▸ What you should do
Copy out every line containing the word "Agent".

start The data

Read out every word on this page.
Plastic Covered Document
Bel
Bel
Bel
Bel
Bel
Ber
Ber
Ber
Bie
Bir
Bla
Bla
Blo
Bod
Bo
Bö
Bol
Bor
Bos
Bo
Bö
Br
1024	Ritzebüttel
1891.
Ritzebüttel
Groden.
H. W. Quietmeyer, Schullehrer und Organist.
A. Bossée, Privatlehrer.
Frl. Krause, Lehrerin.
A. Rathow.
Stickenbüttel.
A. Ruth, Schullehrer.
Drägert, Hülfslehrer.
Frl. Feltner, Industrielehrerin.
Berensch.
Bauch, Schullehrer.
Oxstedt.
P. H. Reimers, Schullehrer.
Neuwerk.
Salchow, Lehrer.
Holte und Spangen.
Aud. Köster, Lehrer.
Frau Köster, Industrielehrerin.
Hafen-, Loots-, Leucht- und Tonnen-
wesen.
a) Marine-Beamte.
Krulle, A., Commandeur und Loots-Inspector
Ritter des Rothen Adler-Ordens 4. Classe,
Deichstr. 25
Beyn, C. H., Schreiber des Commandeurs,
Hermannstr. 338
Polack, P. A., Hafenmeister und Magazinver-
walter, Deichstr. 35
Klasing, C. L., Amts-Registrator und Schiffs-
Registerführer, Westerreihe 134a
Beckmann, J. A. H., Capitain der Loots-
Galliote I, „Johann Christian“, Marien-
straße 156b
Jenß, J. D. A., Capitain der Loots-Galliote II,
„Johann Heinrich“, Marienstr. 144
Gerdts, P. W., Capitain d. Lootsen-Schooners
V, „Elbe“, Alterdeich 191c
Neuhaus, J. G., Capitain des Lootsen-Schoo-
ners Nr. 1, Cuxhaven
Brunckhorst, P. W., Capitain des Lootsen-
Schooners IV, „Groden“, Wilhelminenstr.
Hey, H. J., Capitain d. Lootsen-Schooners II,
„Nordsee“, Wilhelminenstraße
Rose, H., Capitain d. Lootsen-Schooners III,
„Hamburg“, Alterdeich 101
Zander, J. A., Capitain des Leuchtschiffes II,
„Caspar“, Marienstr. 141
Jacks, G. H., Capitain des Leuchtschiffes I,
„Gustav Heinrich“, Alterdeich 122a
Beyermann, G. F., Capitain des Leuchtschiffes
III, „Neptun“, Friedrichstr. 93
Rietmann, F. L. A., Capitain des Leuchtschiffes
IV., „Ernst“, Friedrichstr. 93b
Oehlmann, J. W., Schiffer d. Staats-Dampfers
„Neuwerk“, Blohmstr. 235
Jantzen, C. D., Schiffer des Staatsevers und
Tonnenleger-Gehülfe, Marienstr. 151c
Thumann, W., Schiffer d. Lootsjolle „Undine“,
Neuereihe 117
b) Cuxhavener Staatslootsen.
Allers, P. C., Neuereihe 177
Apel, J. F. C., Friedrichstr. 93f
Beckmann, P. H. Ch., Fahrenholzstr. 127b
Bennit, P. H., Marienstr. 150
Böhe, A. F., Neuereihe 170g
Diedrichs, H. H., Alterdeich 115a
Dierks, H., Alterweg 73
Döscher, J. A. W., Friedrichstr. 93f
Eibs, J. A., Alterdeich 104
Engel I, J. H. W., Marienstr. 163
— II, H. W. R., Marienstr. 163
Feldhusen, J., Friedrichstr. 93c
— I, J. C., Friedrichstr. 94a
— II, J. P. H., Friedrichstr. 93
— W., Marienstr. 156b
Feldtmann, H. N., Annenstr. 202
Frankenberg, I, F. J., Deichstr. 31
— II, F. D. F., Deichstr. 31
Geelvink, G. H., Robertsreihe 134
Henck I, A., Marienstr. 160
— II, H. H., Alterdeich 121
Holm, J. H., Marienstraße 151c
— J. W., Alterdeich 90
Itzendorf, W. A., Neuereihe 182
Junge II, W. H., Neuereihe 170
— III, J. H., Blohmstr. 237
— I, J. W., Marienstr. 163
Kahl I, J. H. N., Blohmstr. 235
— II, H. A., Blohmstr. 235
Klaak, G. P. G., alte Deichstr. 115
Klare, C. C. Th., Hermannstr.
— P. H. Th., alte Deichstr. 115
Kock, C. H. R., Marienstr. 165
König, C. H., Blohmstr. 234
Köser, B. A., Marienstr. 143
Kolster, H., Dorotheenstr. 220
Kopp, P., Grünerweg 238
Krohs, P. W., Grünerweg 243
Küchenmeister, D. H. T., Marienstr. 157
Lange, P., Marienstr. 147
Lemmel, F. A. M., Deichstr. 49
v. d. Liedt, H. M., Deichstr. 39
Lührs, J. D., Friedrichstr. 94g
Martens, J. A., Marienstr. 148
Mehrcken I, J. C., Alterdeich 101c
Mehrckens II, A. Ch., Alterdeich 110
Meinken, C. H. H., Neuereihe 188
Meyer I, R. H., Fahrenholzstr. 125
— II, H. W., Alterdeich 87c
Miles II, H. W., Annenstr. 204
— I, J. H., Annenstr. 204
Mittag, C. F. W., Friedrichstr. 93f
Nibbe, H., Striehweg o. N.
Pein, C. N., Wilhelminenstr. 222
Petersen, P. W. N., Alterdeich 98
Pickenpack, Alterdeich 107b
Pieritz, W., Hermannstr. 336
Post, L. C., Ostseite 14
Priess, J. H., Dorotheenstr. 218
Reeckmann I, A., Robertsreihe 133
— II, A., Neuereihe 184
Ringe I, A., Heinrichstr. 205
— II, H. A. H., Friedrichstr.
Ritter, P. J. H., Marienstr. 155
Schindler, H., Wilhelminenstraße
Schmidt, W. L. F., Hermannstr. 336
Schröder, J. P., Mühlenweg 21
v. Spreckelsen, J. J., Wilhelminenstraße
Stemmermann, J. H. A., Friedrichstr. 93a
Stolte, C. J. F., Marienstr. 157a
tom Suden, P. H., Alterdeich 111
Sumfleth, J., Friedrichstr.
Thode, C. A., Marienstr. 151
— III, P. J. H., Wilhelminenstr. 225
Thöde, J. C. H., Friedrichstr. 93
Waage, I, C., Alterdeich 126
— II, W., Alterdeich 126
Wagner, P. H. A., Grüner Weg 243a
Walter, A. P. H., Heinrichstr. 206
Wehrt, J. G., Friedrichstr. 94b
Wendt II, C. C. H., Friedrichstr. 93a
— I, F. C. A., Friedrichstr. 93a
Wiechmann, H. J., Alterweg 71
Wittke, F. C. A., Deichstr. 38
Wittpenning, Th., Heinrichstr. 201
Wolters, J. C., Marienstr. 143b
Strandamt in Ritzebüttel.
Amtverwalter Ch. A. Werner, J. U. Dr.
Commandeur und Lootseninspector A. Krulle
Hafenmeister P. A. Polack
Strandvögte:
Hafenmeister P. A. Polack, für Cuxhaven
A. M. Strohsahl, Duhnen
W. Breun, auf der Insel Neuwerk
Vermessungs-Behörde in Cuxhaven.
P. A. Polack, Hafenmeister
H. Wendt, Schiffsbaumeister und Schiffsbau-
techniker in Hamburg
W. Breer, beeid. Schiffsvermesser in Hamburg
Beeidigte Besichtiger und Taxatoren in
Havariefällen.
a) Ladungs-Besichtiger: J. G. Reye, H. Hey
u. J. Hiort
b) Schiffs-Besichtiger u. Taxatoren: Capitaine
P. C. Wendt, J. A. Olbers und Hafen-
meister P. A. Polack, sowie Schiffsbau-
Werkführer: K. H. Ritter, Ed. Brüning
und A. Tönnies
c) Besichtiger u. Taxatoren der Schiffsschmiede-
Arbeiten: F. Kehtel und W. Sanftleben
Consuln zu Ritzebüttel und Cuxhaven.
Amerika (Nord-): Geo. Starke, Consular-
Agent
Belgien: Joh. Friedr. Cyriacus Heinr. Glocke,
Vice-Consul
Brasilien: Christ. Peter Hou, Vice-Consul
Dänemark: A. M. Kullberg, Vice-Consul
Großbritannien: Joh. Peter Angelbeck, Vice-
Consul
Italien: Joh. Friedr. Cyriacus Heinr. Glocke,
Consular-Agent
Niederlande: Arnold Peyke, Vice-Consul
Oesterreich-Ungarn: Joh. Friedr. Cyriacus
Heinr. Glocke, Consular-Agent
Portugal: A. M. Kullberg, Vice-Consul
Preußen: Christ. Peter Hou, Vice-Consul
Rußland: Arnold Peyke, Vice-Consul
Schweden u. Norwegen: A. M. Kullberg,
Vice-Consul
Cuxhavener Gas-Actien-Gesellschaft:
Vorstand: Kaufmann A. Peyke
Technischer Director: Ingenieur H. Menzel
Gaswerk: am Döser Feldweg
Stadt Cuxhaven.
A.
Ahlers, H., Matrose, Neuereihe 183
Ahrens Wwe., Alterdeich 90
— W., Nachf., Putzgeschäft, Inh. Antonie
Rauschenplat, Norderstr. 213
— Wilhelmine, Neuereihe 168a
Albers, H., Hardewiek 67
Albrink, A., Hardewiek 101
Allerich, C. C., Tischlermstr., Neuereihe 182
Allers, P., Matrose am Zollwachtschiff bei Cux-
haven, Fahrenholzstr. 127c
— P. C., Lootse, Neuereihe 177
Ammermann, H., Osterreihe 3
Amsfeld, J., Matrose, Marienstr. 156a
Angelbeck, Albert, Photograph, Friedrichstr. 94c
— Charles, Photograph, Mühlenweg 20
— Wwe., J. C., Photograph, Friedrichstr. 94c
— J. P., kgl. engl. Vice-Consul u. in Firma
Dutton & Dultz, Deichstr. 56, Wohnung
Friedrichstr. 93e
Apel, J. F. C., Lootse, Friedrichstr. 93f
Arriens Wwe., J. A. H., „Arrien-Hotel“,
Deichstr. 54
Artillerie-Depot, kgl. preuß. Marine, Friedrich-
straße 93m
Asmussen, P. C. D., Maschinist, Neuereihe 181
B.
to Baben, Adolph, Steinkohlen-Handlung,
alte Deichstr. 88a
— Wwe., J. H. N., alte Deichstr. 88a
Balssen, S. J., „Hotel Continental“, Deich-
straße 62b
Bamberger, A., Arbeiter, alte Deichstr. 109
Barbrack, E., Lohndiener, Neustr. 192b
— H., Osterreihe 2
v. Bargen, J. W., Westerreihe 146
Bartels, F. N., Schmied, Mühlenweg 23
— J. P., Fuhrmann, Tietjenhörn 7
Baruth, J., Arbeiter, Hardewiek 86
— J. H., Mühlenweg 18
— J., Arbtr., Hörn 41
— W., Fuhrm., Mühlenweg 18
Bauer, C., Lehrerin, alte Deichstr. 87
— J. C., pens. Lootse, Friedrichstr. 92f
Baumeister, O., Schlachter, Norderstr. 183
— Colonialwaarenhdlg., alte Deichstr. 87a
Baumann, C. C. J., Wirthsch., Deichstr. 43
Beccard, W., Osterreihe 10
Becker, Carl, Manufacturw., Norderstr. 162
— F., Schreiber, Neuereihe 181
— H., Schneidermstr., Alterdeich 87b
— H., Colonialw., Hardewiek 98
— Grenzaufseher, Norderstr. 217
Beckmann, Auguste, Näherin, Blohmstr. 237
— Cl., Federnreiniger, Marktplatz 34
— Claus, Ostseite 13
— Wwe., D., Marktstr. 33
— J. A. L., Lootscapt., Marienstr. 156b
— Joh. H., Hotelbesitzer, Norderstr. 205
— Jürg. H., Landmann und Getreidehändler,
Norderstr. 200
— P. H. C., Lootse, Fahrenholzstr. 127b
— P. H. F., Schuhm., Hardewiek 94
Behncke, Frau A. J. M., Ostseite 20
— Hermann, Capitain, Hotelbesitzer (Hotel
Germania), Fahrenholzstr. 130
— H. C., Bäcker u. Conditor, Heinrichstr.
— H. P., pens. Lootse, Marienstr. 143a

end The data

▸ The answer
Agent
Consular-Agent
Heinr. Glocke, Consular-Agent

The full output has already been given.